Goal of the exercise
Give the data again, word for word.

Information supplied
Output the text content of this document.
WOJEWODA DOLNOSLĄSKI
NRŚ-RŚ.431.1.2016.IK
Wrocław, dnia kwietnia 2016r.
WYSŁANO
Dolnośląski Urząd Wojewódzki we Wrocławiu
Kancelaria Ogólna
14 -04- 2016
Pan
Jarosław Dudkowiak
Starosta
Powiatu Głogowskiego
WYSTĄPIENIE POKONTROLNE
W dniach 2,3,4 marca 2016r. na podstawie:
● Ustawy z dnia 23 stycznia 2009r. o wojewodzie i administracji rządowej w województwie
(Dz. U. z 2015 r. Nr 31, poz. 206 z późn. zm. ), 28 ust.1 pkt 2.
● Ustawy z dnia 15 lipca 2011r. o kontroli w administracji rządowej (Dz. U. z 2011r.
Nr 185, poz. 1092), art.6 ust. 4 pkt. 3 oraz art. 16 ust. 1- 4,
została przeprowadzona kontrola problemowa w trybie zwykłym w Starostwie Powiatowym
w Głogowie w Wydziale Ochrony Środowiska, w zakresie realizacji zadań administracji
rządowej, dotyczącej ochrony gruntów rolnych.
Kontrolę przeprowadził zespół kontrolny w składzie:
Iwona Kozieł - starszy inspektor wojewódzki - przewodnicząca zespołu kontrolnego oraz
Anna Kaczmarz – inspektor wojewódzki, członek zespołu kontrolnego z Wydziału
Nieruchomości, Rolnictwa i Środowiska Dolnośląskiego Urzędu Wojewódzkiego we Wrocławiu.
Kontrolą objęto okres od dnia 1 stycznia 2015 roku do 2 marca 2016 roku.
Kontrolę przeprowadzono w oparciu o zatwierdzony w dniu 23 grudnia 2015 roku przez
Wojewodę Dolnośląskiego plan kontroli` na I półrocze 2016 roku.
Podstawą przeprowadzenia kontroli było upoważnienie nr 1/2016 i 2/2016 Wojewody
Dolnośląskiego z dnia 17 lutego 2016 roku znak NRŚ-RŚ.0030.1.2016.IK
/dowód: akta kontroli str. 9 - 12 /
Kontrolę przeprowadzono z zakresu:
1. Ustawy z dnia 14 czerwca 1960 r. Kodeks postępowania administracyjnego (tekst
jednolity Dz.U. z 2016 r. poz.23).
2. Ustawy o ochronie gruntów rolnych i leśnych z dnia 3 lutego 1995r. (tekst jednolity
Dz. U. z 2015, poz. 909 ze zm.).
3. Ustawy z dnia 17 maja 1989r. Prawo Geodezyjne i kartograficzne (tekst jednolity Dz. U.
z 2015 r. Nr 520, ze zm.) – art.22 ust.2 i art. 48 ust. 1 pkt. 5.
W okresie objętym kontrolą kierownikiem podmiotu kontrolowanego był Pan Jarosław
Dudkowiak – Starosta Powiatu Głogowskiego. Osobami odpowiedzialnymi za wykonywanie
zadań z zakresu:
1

Task response
Output the text content of this document.
WOJEWODA DOLNOSLĄSKI
NRŚ-RŚ.431.1.2016.IK
Wrocław, dnia kwietnia 2016r.
WYSŁANO
Dolnośląski Urząd Wojewódzki we Wrocławiu
Kancelaria Ogólna
14 -04- 2016
Pan
Jarosław Dudkowiak
Starosta
Powiatu Głogowskiego
WYSTĄPIENIE POKONTROLNE
W dniach 2,3,4 marca 2016r. na podstawie:
● Ustawy z dnia 23 stycznia 2009r. o wojewodzie i administracji rządowej w województwie
(Dz. U. z 2015 r. Nr 31, poz. 206 z późn. zm. ), 28 ust.1 pkt 2.
● Ustawy z dnia 15 lipca 2011r. o kontroli w administracji rządowej (Dz. U. z 2011r.
Nr 185, poz. 1092), art.6 ust. 4 pkt. 3 oraz art. 16 ust. 1- 4,
została przeprowadzona kontrola problemowa w trybie zwykłym w Starostwie Powiatowym
w Głogowie w Wydziale Ochrony Środowiska, w zakresie realizacji zadań administracji
rządowej, dotyczącej ochrony gruntów rolnych.
Kontrolę przeprowadził zespół kontrolny w składzie:
Iwona Kozieł - starszy inspektor wojewódzki - przewodnicząca zespołu kontrolnego oraz
Anna Kaczmarz – inspektor wojewódzki, członek zespołu kontrolnego z Wydziału
Nieruchomości, Rolnictwa i Środowiska Dolnośląskiego Urzędu Wojewódzkiego we Wrocławiu.
Kontrolą objęto okres od dnia 1 stycznia 2015 roku do 2 marca 2016 roku.
Kontrolę przeprowadzono w oparciu o zatwierdzony w dniu 23 grudnia 2015 roku przez
Wojewodę Dolnośląskiego plan kontroli` na I półrocze 2016 roku.
Podstawą przeprowadzenia kontroli było upoważnienie nr 1/2016 i 2/2016 Wojewody
Dolnośląskiego z dnia 17 lutego 2016 roku znak NRŚ-RŚ.0030.1.2016.IK
/dowód: akta kontroli str. 9 - 12 /
Kontrolę przeprowadzono z zakresu:
1. Ustawy z dnia 14 czerwca 1960 r. Kodeks postępowania administracyjnego (tekst
jednolity Dz.U. z 2016 r. poz.23).
2. Ustawy o ochronie gruntów rolnych i leśnych z dnia 3 lutego 1995r. (tekst jednolity
Dz. U. z 2015, poz. 909 ze zm.).
3. Ustawy z dnia 17 maja 1989r. Prawo Geodezyjne i kartograficzne (tekst jednolity Dz. U.
z 2015 r. Nr 520, ze zm.) – art.22 ust.2 i art. 48 ust. 1 pkt. 5.
W okresie objętym kontrolą kierownikiem podmiotu kontrolowanego był Pan Jarosław
Dudkowiak – Starosta Powiatu Głogowskiego. Osobami odpowiedzialnymi za wykonywanie
zadań z zakresu:
1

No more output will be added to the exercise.